> _Material provided_:

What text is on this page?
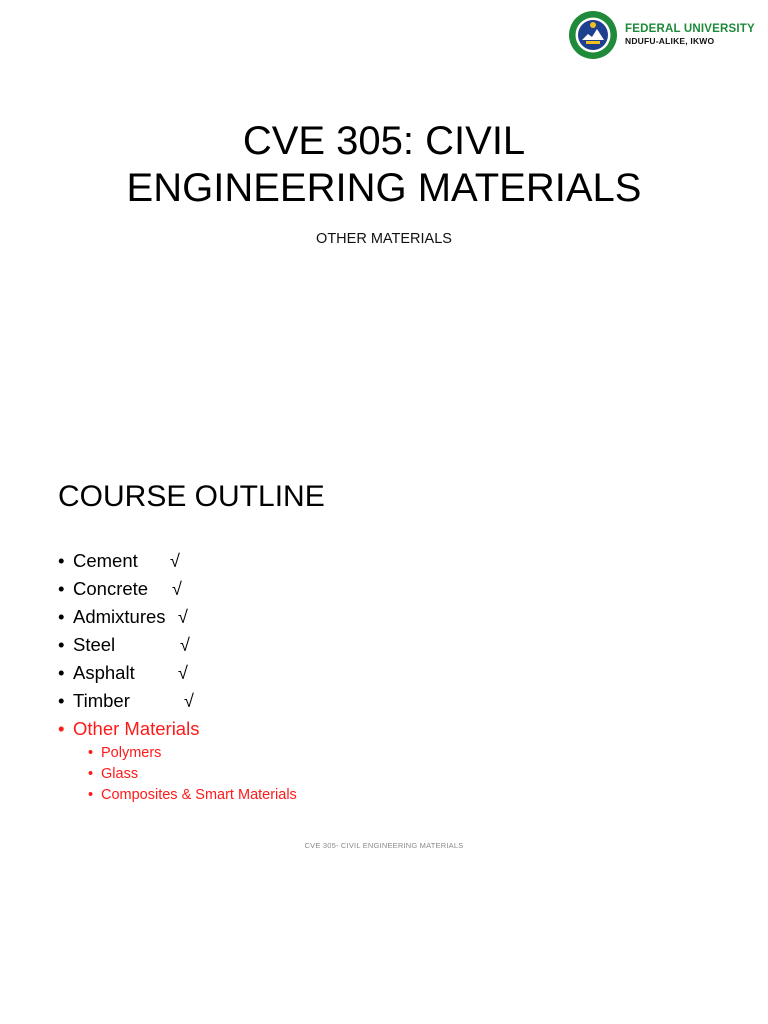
FEDERAL UNIVERSITY
NDUFU-ALIKE, IKWO
CVE 305: CIVIL
ENGINEERING MATERIALS
OTHER MATERIALS
COURSE OUTLINE
• Cement √
• Concrete √
• Admixtures √
• Steel	√
• Asphalt √
• Timber	√
• Other Materials
• Polymers
• Glass
• Composites & Smart Materials
CVE 305- CIVIL ENGINEERING MATERIALS
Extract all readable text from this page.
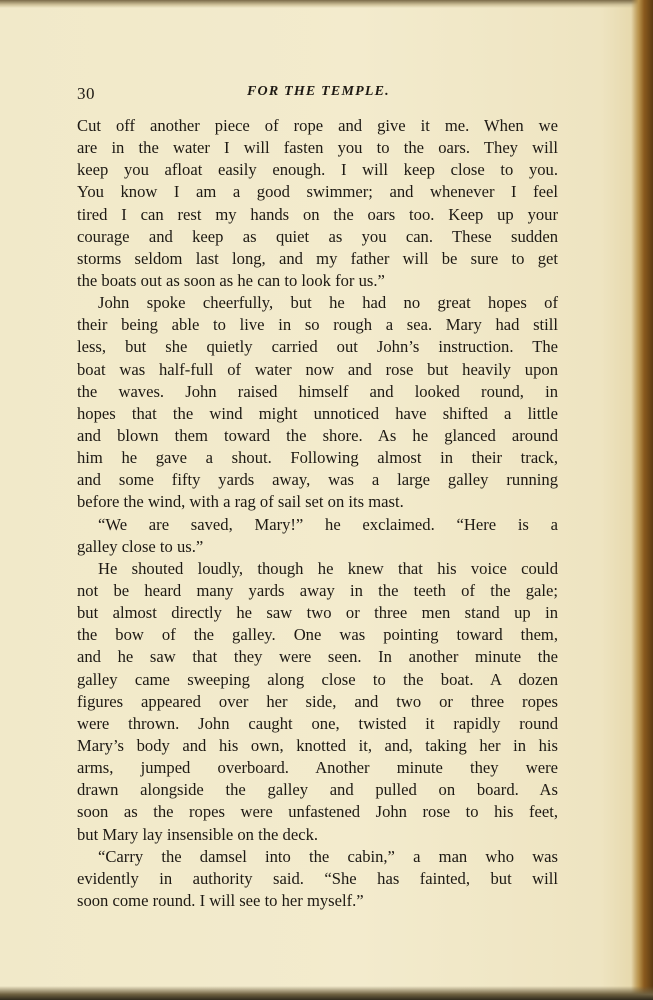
30	FOR THE TEMPLE.
Cut off another piece of rope and give it me. When we
are in the water I will fasten you to the oars. They will
keep you afloat easily enough. I will keep close to you.
You know I am a good swimmer; and whenever I feel
tired I can rest my hands on the oars too. Keep up your
courage and keep as quiet as you can. These sudden
storms seldom last long, and my father will be sure to get
the boats out as soon as he can to look for us.”
John spoke cheerfully, but he had no great hopes of
their being able to live in so rough a sea. Mary had still
less, but she quietly carried out John’s instruction. The
boat was half-full of water now and rose but heavily upon
the waves. John raised himself and looked round, in
hopes that the wind might unnoticed have shifted a little
and blown them toward the shore. As he glanced around
him he gave a shout. Following almost in their track,
and some fifty yards away, was a large galley running
before the wind, with a rag of sail set on its mast.
“We are saved, Mary!” he exclaimed. “Here is a
galley close to us.”
He shouted loudly, though he knew that his voice could
not be heard many yards away in the teeth of the gale;
but almost directly he saw two or three men stand up in
the bow of the galley. One was pointing toward them,
and he saw that they were seen. In another minute the
galley came sweeping along close to the boat. A dozen
figures appeared over her side, and two or three ropes
were thrown. John caught one, twisted it rapidly round
Mary’s body and his own, knotted it, and, taking her in his
arms, jumped overboard. Another minute they were
drawn alongside the galley and pulled on board. As
soon as the ropes were unfastened John rose to his feet,
but Mary lay insensible on the deck.
“Carry the damsel into the cabin,” a man who was
evidently in authority said. “She has fainted, but will
soon come round. I will see to her myself.”
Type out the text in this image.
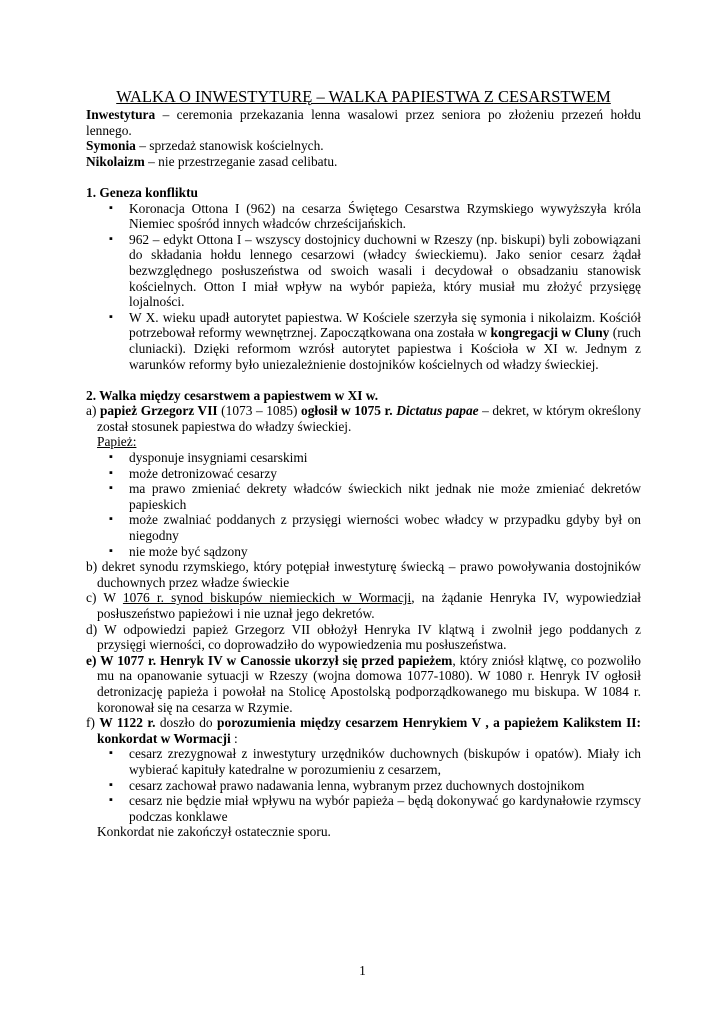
WALKA O INWESTYTURĘ – WALKA PAPIESTWA Z CESARSTWEM

Inwestytura – ceremonia przekazania lenna wasalowi przez seniora po złożeniu przezeń hołdu lennego.

Symonia – sprzedaż stanowisk kościelnych.

Nikolaizm – nie przestrzeganie zasad celibatu.

1. Geneza konfliktu

▪ Koronacja Ottona I (962) na cesarza Świętego Cesarstwa Rzymskiego wywyższyła króla Niemiec spośród innych władców chrześcijańskich.

▪ 962 – edykt Ottona I – wszyscy dostojnicy duchowni w Rzeszy (np. biskupi) byli zobowiązani do składania hołdu lennego cesarzowi (władcy świeckiemu). Jako senior cesarz żądał bezwzględnego posłuszeństwa od swoich wasali i decydował o obsadzaniu stanowisk kościelnych. Otton I miał wpływ na wybór papieża, który musiał mu złożyć przysięgę lojalności.

▪ W X. wieku upadł autorytet papiestwa. W Kościele szerzyła się symonia i nikolaizm. Kościół potrzebował reformy wewnętrznej. Zapoczątkowana ona została w kongregacji w Cluny (ruch cluniacki). Dzięki reformom wzrósł autorytet papiestwa i Kościoła w XI w. Jednym z warunków reformy było uniezależnienie dostojników kościelnych od władzy świeckiej.

2. Walka między cesarstwem a papiestwem w XI w.

a) papież Grzegorz VII (1073 – 1085) ogłosił w 1075 r. Dictatus papae – dekret, w którym określony został stosunek papiestwa do władzy świeckiej.

Papież:

▪ dysponuje insygniami cesarskimi

▪ może detronizować cesarzy

▪ ma prawo zmieniać dekrety władców świeckich nikt jednak nie może zmieniać dekretów papieskich

▪ może zwalniać poddanych z przysięgi wierności wobec władcy w przypadku gdyby był on niegodny

▪ nie może być sądzony

b) dekret synodu rzymskiego, który potępiał inwestyturę świecką – prawo powoływania dostojników duchownych przez władze świeckie

c) W 1076 r. synod biskupów niemieckich w Wormacji, na żądanie Henryka IV, wypowiedział posłuszeństwo papieżowi i nie uznał jego dekretów.

d) W odpowiedzi papież Grzegorz VII obłożył Henryka IV klątwą i zwolnił jego poddanych z przysięgi wierności, co doprowadziło do wypowiedzenia mu posłuszeństwa.

e) W 1077 r. Henryk IV w Canossie ukorzył się przed papieżem, który zniósł klątwę, co pozwoliło mu na opanowanie sytuacji w Rzeszy (wojna domowa 1077-1080). W 1080 r. Henryk IV ogłosił detronizację papieża i powołał na Stolicę Apostolską podporządkowanego mu biskupa. W 1084 r. koronował się na cesarza w Rzymie.

f) W 1122 r. doszło do porozumienia między cesarzem Henrykiem V , a papieżem Kalikstem II: konkordat w Wormacji :

▪ cesarz zrezygnował z inwestytury urzędników duchownych (biskupów i opatów). Miały ich wybierać kapituły katedralne w porozumieniu z cesarzem,

▪ cesarz zachował prawo nadawania lenna, wybranym przez duchownych dostojnikom

▪ cesarz nie będzie miał wpływu na wybór papieża – będą dokonywać go kardynałowie rzymscy podczas konklawe

Konkordat nie zakończył ostatecznie sporu.

1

> _Work to be completed_:
Leave out the pictures and transcribe the entries above exactly.

> _Answer to this problem_:
What text is on this page?
FEDERAL UNIVERSITY
NDUFU-ALIKE, IKWO
CVE 305: CIVIL
ENGINEERING MATERIALS
OTHER MATERIALS
COURSE OUTLINE
• Cement √
• Concrete √
• Admixtures √
• Steel	√
• Asphalt √
• Timber	√
• Other Materials
• Polymers
• Glass
• Composites & Smart Materials
CVE 305- CIVIL ENGINEERING MATERIALS
Extract all readable text from this page.
30	FOR THE TEMPLE.
Cut off another piece of rope and give it me. When we
are in the water I will fasten you to the oars. They will
keep you afloat easily enough. I will keep close to you.
You know I am a good swimmer; and whenever I feel
tired I can rest my hands on the oars too. Keep up your
courage and keep as quiet as you can. These sudden
storms seldom last long, and my father will be sure to get
the boats out as soon as he can to look for us.”
John spoke cheerfully, but he had no great hopes of
their being able to live in so rough a sea. Mary had still
less, but she quietly carried out John’s instruction. The
boat was half-full of water now and rose but heavily upon
the waves. John raised himself and looked round, in
hopes that the wind might unnoticed have shifted a little
and blown them toward the shore. As he glanced around
him he gave a shout. Following almost in their track,
and some fifty yards away, was a large galley running
before the wind, with a rag of sail set on its mast.
“We are saved, Mary!” he exclaimed. “Here is a
galley close to us.”
He shouted loudly, though he knew that his voice could
not be heard many yards away in the teeth of the gale;
but almost directly he saw two or three men stand up in
the bow of the galley. One was pointing toward them,
and he saw that they were seen. In another minute the
galley came sweeping along close to the boat. A dozen
figures appeared over her side, and two or three ropes
were thrown. John caught one, twisted it rapidly round
Mary’s body and his own, knotted it, and, taking her in his
arms, jumped overboard. Another minute they were
drawn alongside the galley and pulled on board. As
soon as the ropes were unfastened John rose to his feet,
but Mary lay insensible on the deck.
“Carry the damsel into the cabin,” a man who was
evidently in authority said. “She has fainted, but will
soon come round. I will see to her myself.”
Type out the text in this image.
WALKA O INWESTYTURĘ – WALKA PAPIESTWA Z CESARSTWEM

Inwestytura – ceremonia przekazania lenna wasalowi przez seniora po złożeniu przezeń hołdu lennego.

Symonia – sprzedaż stanowisk kościelnych.

Nikolaizm – nie przestrzeganie zasad celibatu.

1. Geneza konfliktu

▪ Koronacja Ottona I (962) na cesarza Świętego Cesarstwa Rzymskiego wywyższyła króla Niemiec spośród innych władców chrześcijańskich.

▪ 962 – edykt Ottona I – wszyscy dostojnicy duchowni w Rzeszy (np. biskupi) byli zobowiązani do składania hołdu lennego cesarzowi (władcy świeckiemu). Jako senior cesarz żądał bezwzględnego posłuszeństwa od swoich wasali i decydował o obsadzaniu stanowisk kościelnych. Otton I miał wpływ na wybór papieża, który musiał mu złożyć przysięgę lojalności.

▪ W X. wieku upadł autorytet papiestwa. W Kościele szerzyła się symonia i nikolaizm. Kościół potrzebował reformy wewnętrznej. Zapoczątkowana ona została w kongregacji w Cluny (ruch cluniacki). Dzięki reformom wzrósł autorytet papiestwa i Kościoła w XI w. Jednym z warunków reformy było uniezależnienie dostojników kościelnych od władzy świeckiej.

2. Walka między cesarstwem a papiestwem w XI w.

a) papież Grzegorz VII (1073 – 1085) ogłosił w 1075 r. Dictatus papae – dekret, w którym określony został stosunek papiestwa do władzy świeckiej.

Papież:

▪ dysponuje insygniami cesarskimi

▪ może detronizować cesarzy

▪ ma prawo zmieniać dekrety władców świeckich nikt jednak nie może zmieniać dekretów papieskich

▪ może zwalniać poddanych z przysięgi wierności wobec władcy w przypadku gdyby był on niegodny

▪ nie może być sądzony

b) dekret synodu rzymskiego, który potępiał inwestyturę świecką – prawo powoływania dostojników duchownych przez władze świeckie

c) W 1076 r. synod biskupów niemieckich w Wormacji, na żądanie Henryka IV, wypowiedział posłuszeństwo papieżowi i nie uznał jego dekretów.

d) W odpowiedzi papież Grzegorz VII obłożył Henryka IV klątwą i zwolnił jego poddanych z przysięgi wierności, co doprowadziło do wypowiedzenia mu posłuszeństwa.

e) W 1077 r. Henryk IV w Canossie ukorzył się przed papieżem, który zniósł klątwę, co pozwoliło mu na opanowanie sytuacji w Rzeszy (wojna domowa 1077-1080). W 1080 r. Henryk IV ogłosił detronizację papieża i powołał na Stolicę Apostolską podporządkowanego mu biskupa. W 1084 r. koronował się na cesarza w Rzymie.

f) W 1122 r. doszło do porozumienia między cesarzem Henrykiem V , a papieżem Kalikstem II: konkordat w Wormacji :

▪ cesarz zrezygnował z inwestytury urzędników duchownych (biskupów i opatów). Miały ich wybierać kapituły katedralne w porozumieniu z cesarzem,

▪ cesarz zachował prawo nadawania lenna, wybranym przez duchownych dostojnikom

▪ cesarz nie będzie miał wpływu na wybór papieża – będą dokonywać go kardynałowie rzymscy podczas konklawe

Konkordat nie zakończył ostatecznie sporu.

1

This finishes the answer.